# [Prompt]
Can you reproduce the data beneath, keeping every line exact?

════

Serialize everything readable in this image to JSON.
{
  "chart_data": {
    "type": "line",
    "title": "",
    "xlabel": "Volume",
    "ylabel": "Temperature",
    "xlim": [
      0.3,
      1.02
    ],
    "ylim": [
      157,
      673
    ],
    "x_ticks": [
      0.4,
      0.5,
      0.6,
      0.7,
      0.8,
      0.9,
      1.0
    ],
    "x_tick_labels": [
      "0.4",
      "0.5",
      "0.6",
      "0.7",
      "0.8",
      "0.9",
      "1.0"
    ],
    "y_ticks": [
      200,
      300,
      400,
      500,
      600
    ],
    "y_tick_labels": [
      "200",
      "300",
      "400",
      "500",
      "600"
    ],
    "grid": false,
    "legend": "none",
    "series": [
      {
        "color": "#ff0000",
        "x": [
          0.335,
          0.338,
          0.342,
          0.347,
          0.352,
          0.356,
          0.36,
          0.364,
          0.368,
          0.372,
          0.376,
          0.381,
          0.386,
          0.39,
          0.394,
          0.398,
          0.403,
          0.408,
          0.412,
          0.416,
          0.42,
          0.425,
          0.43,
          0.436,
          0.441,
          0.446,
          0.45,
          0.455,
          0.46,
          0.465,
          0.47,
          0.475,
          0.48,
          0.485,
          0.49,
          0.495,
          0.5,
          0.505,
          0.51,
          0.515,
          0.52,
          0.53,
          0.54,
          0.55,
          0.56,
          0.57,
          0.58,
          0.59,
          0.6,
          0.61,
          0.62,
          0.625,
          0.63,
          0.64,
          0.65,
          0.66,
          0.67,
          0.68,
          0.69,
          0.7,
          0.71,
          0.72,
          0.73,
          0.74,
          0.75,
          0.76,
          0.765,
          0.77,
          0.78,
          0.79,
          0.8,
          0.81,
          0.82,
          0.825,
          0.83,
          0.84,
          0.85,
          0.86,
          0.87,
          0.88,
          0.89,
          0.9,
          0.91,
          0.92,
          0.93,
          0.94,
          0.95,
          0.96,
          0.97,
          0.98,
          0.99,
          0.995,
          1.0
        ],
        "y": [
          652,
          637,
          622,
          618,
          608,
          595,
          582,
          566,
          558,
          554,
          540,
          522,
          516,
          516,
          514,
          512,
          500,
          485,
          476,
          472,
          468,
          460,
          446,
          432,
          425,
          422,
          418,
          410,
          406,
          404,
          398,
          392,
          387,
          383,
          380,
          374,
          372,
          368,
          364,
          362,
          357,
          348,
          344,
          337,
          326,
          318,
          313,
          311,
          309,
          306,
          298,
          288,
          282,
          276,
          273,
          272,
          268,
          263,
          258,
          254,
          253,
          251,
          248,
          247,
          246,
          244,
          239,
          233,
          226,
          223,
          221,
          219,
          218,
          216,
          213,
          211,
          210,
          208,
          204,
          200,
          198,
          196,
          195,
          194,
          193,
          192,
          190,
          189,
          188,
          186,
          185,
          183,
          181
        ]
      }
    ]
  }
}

════

# [Result]
Serialize everything readable in this image to JSON.
{
  "chart_data": {
    "type": "line",
    "title": "",
    "xlabel": "Volume",
    "ylabel": "Temperature",
    "xlim": [
      0.3,
      1.02
    ],
    "ylim": [
      157,
      673
    ],
    "x_ticks": [
      0.4,
      0.5,
      0.6,
      0.7,
      0.8,
      0.9,
      1.0
    ],
    "x_tick_labels": [
      "0.4",
      "0.5",
      "0.6",
      "0.7",
      "0.8",
      "0.9",
      "1.0"
    ],
    "y_ticks": [
      200,
      300,
      400,
      500,
      600
    ],
    "y_tick_labels": [
      "200",
      "300",
      "400",
      "500",
      "600"
    ],
    "grid": false,
    "legend": "none",
    "series": [
      {
        "color": "#ff0000",
        "x": [
          0.335,
          0.338,
          0.342,
          0.347,
          0.352,
          0.356,
          0.36,
          0.364,
          0.368,
          0.372,
          0.376,
          0.381,
          0.386,
          0.39,
          0.394,
          0.398,
          0.403,
          0.408,
          0.412,
          0.416,
          0.42,
          0.425,
          0.43,
          0.436,
          0.441,
          0.446,
          0.45,
          0.455,
          0.46,
          0.465,
          0.47,
          0.475,
          0.48,
          0.485,
          0.49,
          0.495,
          0.5,
          0.505,
          0.51,
          0.515,
          0.52,
          0.53,
          0.54,
          0.55,
          0.56,
          0.57,
          0.58,
          0.59,
          0.6,
          0.61,
          0.62,
          0.625,
          0.63,
          0.64,
          0.65,
          0.66,
          0.67,
          0.68,
          0.69,
          0.7,
          0.71,
          0.72,
          0.73,
          0.74,
          0.75,
          0.76,
          0.765,
          0.77,
          0.78,
          0.79,
          0.8,
          0.81,
          0.82,
          0.825,
          0.83,
          0.84,
          0.85,
          0.86,
          0.87,
          0.88,
          0.89,
          0.9,
          0.91,
          0.92,
          0.93,
          0.94,
          0.95,
          0.96,
          0.97,
          0.98,
          0.99,
          0.995,
          1.0
        ],
        "y": [
          652,
          637,
          622,
          618,
          608,
          595,
          582,
          566,
          558,
          554,
          540,
          522,
          516,
          516,
          514,
          512,
          500,
          485,
          476,
          472,
          468,
          460,
          446,
          432,
          425,
          422,
          418,
          410,
          406,
          404,
          398,
          392,
          387,
          383,
          380,
          374,
          372,
          368,
          364,
          362,
          357,
          348,
          344,
          337,
          326,
          318,
          313,
          311,
          309,
          306,
          298,
          288,
          282,
          276,
          273,
          272,
          268,
          263,
          258,
          254,
          253,
          251,
          248,
          247,
          246,
          244,
          239,
          233,
          226,
          223,
          221,
          219,
          218,
          216,
          213,
          211,
          210,
          208,
          204,
          200,
          198,
          196,
          195,
          194,
          193,
          192,
          190,
          189,
          188,
          186,
          185,
          183,
          181
        ]
      }
    ]
  }
}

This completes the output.